Task inputs -
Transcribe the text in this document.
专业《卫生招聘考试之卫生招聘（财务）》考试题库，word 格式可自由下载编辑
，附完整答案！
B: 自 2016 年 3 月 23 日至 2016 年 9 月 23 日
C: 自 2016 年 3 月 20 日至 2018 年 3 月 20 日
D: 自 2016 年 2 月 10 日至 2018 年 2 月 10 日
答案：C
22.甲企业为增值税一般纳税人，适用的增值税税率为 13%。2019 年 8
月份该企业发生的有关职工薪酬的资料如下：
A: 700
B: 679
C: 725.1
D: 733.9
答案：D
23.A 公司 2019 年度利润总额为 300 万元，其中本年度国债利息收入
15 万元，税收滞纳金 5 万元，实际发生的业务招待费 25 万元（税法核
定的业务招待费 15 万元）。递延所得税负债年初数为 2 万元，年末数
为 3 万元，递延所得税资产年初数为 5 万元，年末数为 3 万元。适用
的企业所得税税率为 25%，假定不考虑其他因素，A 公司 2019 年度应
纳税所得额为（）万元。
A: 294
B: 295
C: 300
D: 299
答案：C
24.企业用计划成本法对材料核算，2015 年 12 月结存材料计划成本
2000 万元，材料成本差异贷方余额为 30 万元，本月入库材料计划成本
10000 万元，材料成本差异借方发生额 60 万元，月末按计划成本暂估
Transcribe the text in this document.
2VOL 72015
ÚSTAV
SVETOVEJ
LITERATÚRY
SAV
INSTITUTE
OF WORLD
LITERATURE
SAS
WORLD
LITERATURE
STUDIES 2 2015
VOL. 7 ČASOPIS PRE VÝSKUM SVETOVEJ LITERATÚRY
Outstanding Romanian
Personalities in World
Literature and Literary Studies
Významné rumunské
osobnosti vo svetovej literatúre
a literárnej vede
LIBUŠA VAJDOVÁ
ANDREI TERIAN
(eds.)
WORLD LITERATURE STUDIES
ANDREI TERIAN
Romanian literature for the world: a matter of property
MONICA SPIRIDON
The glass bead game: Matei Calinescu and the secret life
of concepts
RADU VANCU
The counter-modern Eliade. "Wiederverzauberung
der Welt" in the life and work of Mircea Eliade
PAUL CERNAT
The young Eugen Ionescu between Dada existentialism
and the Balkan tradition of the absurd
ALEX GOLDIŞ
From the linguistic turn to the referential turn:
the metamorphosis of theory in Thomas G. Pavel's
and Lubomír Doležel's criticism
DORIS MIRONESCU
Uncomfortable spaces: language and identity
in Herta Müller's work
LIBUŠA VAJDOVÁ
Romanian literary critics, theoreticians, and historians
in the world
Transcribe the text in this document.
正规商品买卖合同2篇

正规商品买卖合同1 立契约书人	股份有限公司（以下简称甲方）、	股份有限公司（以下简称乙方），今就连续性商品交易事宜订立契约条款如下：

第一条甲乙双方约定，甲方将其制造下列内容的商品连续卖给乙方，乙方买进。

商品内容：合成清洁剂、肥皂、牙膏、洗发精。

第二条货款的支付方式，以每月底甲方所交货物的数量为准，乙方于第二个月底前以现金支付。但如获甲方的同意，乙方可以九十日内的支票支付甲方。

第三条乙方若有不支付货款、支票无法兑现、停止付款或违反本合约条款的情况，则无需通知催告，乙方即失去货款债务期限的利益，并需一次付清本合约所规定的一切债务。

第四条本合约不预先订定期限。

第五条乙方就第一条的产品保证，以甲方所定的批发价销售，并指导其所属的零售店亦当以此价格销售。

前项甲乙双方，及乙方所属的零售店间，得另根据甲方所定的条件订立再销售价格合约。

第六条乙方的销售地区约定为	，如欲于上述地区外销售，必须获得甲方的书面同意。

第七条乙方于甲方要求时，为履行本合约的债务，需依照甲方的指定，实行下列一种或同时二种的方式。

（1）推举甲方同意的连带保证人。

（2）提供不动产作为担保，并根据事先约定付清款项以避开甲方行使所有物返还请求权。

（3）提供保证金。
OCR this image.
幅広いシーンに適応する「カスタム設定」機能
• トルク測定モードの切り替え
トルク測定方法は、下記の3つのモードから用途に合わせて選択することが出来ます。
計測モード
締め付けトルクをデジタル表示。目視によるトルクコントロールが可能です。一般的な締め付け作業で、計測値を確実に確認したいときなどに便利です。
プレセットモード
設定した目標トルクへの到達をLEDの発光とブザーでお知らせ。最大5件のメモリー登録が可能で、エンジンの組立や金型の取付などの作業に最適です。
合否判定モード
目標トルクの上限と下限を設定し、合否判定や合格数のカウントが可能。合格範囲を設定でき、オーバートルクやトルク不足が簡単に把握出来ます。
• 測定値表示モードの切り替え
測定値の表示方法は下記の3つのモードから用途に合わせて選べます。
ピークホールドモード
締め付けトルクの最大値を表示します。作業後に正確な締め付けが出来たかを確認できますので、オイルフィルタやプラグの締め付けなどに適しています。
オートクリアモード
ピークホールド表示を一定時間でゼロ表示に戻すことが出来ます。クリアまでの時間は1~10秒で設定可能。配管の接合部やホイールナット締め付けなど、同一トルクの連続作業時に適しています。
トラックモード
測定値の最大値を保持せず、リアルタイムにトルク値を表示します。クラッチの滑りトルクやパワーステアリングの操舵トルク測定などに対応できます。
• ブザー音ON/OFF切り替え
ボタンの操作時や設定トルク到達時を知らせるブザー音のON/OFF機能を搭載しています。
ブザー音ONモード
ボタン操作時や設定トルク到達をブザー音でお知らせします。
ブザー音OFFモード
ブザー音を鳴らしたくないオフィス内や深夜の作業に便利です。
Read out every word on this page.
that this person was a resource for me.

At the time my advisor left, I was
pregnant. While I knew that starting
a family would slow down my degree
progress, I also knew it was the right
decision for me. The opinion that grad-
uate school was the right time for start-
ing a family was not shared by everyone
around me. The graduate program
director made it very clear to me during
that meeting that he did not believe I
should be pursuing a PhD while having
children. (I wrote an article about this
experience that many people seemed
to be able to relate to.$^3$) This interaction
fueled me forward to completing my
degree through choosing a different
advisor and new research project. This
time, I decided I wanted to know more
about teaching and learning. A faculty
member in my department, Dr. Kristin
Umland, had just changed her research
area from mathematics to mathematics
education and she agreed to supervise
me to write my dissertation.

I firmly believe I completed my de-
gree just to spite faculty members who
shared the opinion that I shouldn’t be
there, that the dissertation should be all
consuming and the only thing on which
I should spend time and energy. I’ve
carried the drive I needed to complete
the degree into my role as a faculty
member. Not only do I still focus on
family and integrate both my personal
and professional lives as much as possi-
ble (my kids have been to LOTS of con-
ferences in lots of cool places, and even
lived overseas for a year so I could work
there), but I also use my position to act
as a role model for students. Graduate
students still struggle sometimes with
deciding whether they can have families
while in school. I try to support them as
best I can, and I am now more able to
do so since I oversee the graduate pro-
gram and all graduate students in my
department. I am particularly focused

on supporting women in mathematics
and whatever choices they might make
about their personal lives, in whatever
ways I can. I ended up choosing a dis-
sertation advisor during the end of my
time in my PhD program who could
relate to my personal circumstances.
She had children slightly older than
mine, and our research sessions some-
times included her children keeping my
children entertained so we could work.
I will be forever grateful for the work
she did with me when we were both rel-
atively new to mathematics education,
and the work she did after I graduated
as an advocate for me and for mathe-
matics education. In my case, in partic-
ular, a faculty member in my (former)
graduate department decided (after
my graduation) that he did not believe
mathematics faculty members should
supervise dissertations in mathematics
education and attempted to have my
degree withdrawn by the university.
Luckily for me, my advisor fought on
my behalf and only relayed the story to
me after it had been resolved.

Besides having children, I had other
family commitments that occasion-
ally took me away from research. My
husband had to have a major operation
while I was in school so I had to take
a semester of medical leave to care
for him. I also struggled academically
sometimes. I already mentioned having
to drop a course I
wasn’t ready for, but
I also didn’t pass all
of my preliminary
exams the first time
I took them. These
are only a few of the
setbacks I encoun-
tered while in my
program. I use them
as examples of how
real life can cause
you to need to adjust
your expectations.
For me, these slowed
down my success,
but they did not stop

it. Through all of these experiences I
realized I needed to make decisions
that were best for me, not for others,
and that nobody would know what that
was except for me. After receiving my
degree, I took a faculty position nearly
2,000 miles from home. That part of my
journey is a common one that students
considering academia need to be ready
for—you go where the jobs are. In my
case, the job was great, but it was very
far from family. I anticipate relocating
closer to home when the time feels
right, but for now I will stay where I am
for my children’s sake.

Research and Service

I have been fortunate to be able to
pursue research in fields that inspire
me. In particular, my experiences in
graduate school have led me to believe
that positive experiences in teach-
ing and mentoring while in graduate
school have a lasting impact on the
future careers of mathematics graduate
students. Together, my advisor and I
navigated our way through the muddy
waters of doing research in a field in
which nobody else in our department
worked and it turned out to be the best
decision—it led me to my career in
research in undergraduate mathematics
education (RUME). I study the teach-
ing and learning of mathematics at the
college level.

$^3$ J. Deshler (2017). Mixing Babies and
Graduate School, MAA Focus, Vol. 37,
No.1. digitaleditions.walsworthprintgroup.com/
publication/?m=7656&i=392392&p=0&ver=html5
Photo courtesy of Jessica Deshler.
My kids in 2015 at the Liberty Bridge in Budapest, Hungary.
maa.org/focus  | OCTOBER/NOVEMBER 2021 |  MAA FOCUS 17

Set problem -
Select all lines in the listing that include the word "degree".

Finished task -
a family would slow down my degree
degree through choosing a different
the degree into my role as a faculty
degree withdrawn by the university.
degree, I took a faculty position nearly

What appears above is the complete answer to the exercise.